_DIRECTIVE_: Work out how many lines of the listing hold "nicht", then state only that count.

_DATASET_:
--- Begin ---

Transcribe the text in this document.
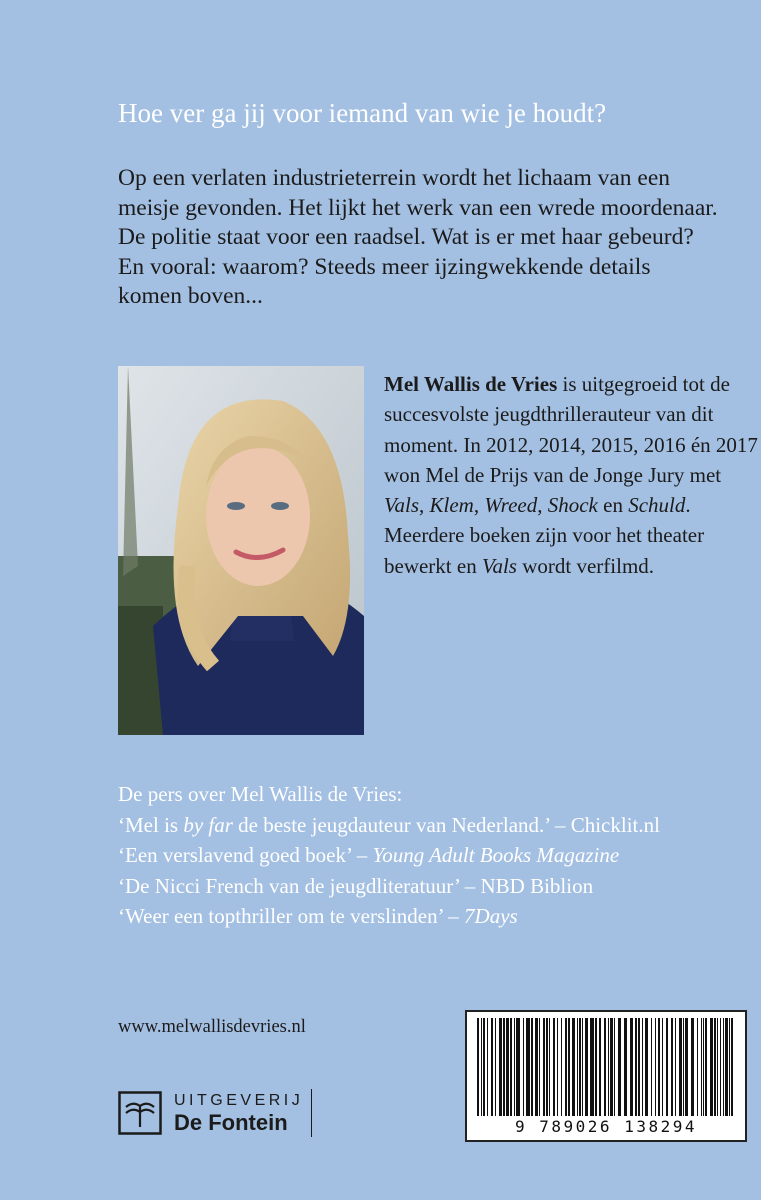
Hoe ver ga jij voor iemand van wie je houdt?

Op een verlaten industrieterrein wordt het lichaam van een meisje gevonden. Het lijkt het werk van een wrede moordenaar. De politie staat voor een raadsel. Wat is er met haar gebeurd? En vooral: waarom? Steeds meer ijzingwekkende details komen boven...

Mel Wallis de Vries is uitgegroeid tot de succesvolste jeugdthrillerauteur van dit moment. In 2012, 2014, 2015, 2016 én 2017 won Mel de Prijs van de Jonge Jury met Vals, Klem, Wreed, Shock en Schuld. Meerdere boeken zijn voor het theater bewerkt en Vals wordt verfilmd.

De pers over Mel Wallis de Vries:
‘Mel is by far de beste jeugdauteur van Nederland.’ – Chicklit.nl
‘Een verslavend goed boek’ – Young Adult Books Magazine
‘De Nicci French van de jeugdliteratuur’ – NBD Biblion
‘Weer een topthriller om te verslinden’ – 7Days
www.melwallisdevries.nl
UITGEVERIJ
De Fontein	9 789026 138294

--- End ---
--- Begin ---

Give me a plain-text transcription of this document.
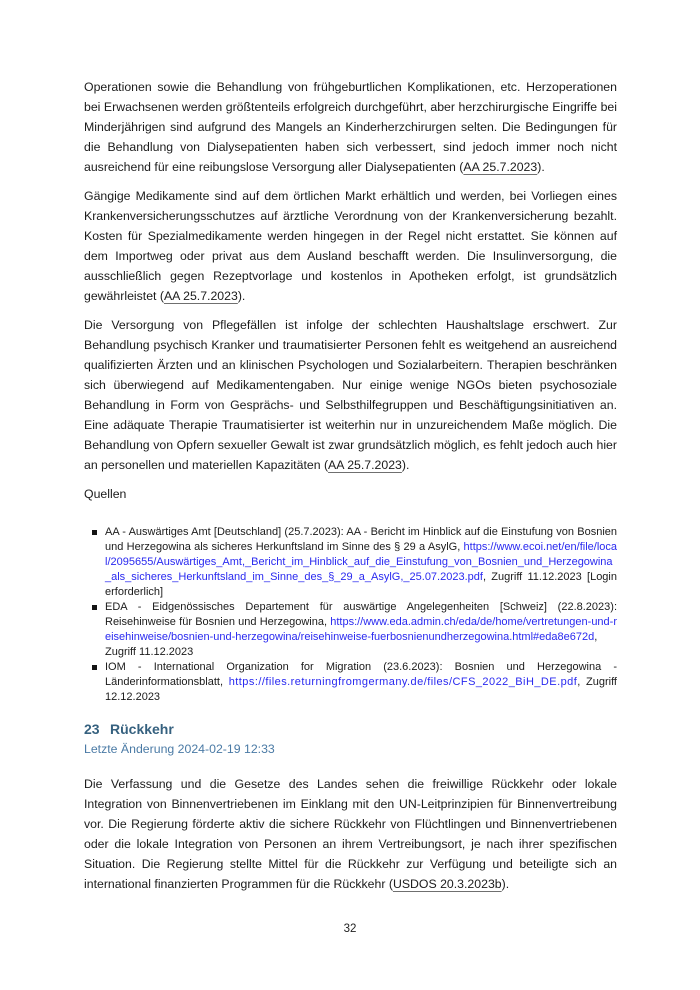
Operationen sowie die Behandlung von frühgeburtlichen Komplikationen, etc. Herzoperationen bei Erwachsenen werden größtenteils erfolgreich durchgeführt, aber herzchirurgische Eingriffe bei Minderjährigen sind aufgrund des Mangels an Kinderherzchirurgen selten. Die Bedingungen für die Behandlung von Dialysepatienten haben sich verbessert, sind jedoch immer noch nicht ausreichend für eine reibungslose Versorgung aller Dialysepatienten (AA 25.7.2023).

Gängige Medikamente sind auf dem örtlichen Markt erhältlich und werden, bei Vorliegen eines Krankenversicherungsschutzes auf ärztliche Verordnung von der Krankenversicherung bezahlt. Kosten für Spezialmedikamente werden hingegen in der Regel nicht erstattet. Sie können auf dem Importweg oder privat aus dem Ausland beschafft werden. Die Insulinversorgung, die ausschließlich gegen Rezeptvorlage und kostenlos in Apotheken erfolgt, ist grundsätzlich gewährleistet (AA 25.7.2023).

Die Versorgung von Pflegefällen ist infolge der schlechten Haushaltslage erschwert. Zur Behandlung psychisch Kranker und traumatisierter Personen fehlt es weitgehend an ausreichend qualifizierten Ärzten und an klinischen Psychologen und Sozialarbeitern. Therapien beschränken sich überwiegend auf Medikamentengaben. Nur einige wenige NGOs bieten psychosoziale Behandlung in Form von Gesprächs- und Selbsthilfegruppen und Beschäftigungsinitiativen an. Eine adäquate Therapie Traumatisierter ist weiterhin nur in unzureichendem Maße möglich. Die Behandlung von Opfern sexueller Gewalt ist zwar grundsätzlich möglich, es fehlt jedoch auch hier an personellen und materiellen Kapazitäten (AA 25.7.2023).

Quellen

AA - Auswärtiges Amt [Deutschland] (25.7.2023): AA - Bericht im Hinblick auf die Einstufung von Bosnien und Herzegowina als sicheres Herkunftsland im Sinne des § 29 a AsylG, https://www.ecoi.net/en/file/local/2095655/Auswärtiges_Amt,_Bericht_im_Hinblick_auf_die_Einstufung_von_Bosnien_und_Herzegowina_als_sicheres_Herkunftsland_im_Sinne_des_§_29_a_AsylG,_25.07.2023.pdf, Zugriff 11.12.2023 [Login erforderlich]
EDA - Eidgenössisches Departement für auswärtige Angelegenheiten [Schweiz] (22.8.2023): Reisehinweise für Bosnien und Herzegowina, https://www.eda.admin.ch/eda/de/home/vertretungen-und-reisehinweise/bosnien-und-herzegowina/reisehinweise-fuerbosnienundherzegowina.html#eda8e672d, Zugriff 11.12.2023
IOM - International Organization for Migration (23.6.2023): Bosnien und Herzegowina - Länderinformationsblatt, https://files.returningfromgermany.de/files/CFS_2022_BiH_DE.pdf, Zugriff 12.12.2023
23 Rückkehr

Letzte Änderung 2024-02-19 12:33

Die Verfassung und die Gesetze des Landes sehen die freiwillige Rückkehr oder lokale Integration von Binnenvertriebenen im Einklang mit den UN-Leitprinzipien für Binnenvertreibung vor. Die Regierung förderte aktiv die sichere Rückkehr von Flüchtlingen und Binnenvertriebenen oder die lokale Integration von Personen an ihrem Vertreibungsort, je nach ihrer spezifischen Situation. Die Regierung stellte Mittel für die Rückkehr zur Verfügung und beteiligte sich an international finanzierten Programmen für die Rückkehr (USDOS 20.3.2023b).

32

--- End ---

_THE OUTPUT_: 2